* What the exercise asks
Please give the listing again in its entirety, exactly as written.

* Stored data
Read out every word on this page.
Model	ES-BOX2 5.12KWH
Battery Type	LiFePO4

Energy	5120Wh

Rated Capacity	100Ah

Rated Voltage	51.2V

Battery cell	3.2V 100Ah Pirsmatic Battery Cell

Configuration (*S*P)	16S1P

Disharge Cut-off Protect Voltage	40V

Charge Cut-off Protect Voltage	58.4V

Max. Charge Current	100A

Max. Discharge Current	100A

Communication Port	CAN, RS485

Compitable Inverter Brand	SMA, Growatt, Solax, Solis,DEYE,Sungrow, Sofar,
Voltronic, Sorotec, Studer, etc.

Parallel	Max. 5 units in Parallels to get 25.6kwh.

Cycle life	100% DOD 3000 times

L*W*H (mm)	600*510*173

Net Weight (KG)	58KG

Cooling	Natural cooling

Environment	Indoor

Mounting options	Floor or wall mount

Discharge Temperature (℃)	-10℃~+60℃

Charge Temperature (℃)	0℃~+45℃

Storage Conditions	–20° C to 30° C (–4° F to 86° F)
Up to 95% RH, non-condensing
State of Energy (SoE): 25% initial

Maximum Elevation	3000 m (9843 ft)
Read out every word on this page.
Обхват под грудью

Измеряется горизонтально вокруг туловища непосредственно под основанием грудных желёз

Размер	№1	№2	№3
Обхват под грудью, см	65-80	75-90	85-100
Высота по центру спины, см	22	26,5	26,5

* Output
Read out every word on this page.
Model	ES-BOX2 5.12KWH
Battery Type	LiFePO4

Energy	5120Wh

Rated Capacity	100Ah

Rated Voltage	51.2V

Battery cell	3.2V 100Ah Pirsmatic Battery Cell

Configuration (*S*P)	16S1P

Disharge Cut-off Protect Voltage	40V

Charge Cut-off Protect Voltage	58.4V

Max. Charge Current	100A

Max. Discharge Current	100A

Communication Port	CAN, RS485

Compitable Inverter Brand	SMA, Growatt, Solax, Solis,DEYE,Sungrow, Sofar,
Voltronic, Sorotec, Studer, etc.

Parallel	Max. 5 units in Parallels to get 25.6kwh.

Cycle life	100% DOD 3000 times

L*W*H (mm)	600*510*173

Net Weight (KG)	58KG

Cooling	Natural cooling

Environment	Indoor

Mounting options	Floor or wall mount

Discharge Temperature (℃)	-10℃~+60℃

Charge Temperature (℃)	0℃~+45℃

Storage Conditions	–20° C to 30° C (–4° F to 86° F)
Up to 95% RH, non-condensing
State of Energy (SoE): 25% initial

Maximum Elevation	3000 m (9843 ft)
Read out every word on this page.
Обхват под грудью

Измеряется горизонтально вокруг туловища непосредственно под основанием грудных желёз

Размер	№1	№2	№3
Обхват под грудью, см	65-80	75-90	85-100
Высота по центру спины, см	22	26,5	26,5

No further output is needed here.